- _Problem details_: Keep only the lines that hold the string "color", filtering out the rest of the entries below.

- _Records supplied_:
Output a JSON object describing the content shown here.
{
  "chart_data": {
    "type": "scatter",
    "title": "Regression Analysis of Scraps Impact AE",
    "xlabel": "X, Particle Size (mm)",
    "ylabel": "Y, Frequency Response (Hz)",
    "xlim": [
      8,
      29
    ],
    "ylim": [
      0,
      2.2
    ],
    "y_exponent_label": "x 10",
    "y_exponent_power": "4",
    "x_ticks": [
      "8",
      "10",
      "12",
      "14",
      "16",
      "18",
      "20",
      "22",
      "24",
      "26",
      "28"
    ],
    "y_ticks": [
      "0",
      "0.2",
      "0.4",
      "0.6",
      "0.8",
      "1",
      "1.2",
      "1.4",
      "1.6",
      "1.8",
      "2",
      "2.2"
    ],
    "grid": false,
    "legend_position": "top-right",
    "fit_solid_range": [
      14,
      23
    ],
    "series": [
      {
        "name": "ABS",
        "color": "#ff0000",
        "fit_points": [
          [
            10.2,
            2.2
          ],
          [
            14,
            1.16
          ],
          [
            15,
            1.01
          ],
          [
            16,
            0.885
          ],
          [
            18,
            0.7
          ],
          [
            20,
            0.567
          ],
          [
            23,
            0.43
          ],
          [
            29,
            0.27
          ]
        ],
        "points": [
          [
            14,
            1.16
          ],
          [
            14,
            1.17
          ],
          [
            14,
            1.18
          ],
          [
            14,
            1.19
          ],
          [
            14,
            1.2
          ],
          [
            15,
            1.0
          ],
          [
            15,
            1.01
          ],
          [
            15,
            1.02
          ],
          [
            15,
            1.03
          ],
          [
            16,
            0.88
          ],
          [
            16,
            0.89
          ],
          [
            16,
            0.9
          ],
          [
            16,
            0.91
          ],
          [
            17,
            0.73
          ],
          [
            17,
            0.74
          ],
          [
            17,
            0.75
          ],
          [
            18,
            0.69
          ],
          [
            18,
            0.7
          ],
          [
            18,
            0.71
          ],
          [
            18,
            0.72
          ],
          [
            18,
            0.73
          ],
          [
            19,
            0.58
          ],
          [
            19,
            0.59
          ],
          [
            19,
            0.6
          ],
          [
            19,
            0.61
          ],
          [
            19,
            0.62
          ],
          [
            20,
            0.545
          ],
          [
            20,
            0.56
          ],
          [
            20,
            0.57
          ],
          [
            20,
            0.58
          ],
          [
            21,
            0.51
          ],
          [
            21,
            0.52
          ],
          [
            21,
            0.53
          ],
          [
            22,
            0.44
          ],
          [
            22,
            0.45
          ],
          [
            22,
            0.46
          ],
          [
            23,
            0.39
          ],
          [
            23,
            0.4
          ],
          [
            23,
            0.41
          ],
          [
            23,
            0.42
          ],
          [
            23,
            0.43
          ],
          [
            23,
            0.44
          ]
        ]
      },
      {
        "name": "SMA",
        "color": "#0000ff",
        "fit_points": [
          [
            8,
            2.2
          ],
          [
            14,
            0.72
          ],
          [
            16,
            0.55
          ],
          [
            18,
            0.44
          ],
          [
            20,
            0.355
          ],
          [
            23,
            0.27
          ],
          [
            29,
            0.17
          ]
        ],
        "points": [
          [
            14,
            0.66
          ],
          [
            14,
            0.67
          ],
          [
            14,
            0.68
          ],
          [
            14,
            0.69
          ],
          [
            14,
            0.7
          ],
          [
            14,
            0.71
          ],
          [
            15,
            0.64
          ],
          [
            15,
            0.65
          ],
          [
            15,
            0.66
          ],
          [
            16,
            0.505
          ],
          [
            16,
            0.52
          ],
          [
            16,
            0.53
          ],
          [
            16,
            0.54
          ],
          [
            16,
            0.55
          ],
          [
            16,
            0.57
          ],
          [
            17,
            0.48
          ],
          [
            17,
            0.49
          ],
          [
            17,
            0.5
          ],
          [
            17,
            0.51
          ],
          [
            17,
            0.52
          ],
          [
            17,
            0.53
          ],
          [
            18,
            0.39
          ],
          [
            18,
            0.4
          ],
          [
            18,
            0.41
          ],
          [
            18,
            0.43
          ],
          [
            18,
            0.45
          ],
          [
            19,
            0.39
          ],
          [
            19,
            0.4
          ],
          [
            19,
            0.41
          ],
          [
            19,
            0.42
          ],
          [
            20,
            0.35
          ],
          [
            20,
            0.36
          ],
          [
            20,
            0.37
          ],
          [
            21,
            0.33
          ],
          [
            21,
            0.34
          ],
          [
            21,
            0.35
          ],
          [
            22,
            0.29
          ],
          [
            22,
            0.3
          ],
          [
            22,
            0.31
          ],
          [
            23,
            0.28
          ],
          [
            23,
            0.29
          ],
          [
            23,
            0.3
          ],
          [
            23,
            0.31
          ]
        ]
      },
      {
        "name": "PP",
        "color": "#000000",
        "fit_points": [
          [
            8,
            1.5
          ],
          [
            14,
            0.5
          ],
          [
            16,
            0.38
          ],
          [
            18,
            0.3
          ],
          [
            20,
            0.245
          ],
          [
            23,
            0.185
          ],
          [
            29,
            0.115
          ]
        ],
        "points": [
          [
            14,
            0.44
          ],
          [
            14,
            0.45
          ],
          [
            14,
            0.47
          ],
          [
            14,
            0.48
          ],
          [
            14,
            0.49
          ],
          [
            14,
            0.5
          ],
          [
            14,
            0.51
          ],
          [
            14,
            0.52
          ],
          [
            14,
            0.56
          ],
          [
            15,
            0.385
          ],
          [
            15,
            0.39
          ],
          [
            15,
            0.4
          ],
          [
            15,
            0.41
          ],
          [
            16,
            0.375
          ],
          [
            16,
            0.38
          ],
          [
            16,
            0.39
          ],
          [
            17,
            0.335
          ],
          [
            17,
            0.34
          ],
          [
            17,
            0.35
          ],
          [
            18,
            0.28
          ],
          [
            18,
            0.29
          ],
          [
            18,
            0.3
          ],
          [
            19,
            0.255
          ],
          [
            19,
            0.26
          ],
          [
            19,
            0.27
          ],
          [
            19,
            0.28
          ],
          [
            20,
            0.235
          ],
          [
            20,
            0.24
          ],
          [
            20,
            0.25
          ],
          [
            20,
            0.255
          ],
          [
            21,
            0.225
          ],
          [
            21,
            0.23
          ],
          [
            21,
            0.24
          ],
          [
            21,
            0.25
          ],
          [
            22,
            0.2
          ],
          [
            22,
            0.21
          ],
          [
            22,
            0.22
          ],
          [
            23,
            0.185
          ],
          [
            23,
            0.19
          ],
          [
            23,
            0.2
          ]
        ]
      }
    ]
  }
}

- _Task output_:
        "color": "#ff0000",
        "color": "#0000ff",
        "color": "#000000",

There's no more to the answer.